What you are asked to do.
Copy every line of the records below that holds the word "color".

* start Extracted entries *

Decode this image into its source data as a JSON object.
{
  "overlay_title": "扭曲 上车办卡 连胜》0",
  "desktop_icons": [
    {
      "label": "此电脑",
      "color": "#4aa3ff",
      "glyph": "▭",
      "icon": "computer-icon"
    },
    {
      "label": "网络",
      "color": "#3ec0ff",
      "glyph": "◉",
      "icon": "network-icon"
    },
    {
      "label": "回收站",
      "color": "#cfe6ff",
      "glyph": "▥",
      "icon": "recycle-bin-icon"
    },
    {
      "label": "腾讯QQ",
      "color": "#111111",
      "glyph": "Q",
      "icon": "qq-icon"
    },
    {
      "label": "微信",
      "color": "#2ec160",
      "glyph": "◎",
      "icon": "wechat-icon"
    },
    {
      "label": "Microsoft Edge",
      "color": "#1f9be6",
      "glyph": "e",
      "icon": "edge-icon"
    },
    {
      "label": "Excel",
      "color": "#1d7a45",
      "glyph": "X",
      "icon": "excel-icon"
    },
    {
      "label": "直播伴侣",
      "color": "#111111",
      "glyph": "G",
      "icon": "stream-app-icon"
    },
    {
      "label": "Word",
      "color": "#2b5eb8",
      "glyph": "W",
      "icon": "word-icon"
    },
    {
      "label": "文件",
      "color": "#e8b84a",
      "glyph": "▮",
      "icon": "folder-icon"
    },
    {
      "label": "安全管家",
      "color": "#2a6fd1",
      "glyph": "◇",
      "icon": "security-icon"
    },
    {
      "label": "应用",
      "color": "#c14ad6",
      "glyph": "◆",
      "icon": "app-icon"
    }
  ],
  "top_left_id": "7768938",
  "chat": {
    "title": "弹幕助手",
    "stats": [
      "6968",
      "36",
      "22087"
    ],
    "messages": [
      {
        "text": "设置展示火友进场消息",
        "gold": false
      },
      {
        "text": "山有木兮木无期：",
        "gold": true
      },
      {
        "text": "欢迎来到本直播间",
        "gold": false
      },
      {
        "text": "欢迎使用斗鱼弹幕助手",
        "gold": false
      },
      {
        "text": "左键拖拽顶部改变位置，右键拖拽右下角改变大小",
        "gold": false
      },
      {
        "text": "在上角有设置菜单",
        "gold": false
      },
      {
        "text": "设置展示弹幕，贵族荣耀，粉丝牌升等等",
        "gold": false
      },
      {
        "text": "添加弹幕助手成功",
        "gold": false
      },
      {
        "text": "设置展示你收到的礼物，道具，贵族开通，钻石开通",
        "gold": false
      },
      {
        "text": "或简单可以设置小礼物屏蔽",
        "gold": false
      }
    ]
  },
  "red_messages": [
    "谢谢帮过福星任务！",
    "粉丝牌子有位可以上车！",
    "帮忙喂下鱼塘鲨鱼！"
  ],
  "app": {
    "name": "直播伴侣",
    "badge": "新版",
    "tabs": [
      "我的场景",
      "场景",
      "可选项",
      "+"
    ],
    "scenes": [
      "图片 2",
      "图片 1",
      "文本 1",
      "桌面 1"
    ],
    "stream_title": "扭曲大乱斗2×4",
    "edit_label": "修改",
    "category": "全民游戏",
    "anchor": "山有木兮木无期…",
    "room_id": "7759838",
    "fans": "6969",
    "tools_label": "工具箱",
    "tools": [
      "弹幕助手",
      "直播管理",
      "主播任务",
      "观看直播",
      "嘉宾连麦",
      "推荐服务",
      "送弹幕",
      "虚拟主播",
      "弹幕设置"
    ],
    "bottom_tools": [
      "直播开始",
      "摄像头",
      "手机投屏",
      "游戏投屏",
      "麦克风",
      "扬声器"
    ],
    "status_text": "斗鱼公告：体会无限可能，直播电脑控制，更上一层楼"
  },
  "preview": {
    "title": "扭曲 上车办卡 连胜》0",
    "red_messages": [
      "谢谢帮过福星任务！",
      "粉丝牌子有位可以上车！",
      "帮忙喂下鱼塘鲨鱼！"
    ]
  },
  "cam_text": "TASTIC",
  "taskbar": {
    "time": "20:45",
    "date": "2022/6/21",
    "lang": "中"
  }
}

* end Extracted entries *

Finished task.
      "color": "#4aa3ff",
      "color": "#3ec0ff",
      "color": "#cfe6ff",
      "color": "#111111",
      "color": "#2ec160",
      "color": "#1f9be6",
      "color": "#1d7a45",
      "color": "#111111",
      "color": "#2b5eb8",
      "color": "#e8b84a",
      "color": "#2a6fd1",
      "color": "#c14ad6",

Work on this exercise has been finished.